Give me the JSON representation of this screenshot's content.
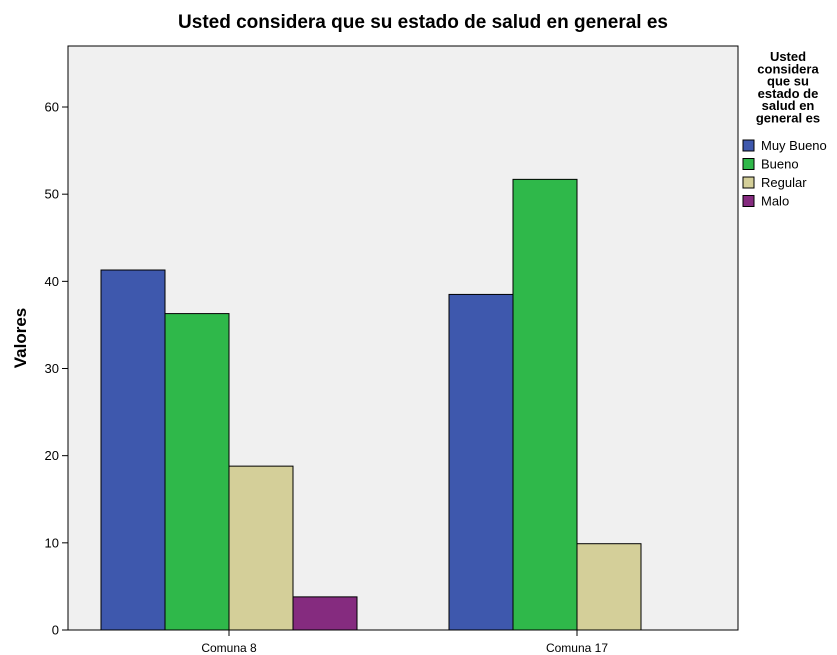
{
  "chart_data": {
    "type": "bar",
    "title": "Usted considera que su estado de salud  en general es",
    "xlabel": "",
    "ylabel": "Valores",
    "categories": [
      "Comuna 8",
      "Comuna 17"
    ],
    "series": [
      {
        "name": "Muy Bueno",
        "color": "#3e58ad",
        "values": [
          41.3,
          38.5
        ]
      },
      {
        "name": "Bueno",
        "color": "#2fb84a",
        "values": [
          36.3,
          51.7
        ]
      },
      {
        "name": "Regular",
        "color": "#d4cf99",
        "values": [
          18.8,
          9.9
        ]
      },
      {
        "name": "Malo",
        "color": "#852b7f",
        "values": [
          3.8,
          0
        ]
      }
    ],
    "ylim": [
      0,
      67
    ],
    "yticks": [
      0,
      10,
      20,
      30,
      40,
      50,
      60
    ],
    "legend": {
      "title_lines": [
        "Usted",
        "considera",
        "que su",
        "estado de",
        "salud  en",
        "general es"
      ],
      "position": "right"
    },
    "grid": false,
    "plot_background": "#f0f0f0"
  }
}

-.-.-

§ Exercise goal: Filter the listing for the word "estado" and copy every line that holds it.

§ Result:
    "title": "Usted considera que su estado de salud  en general es",
        "estado de",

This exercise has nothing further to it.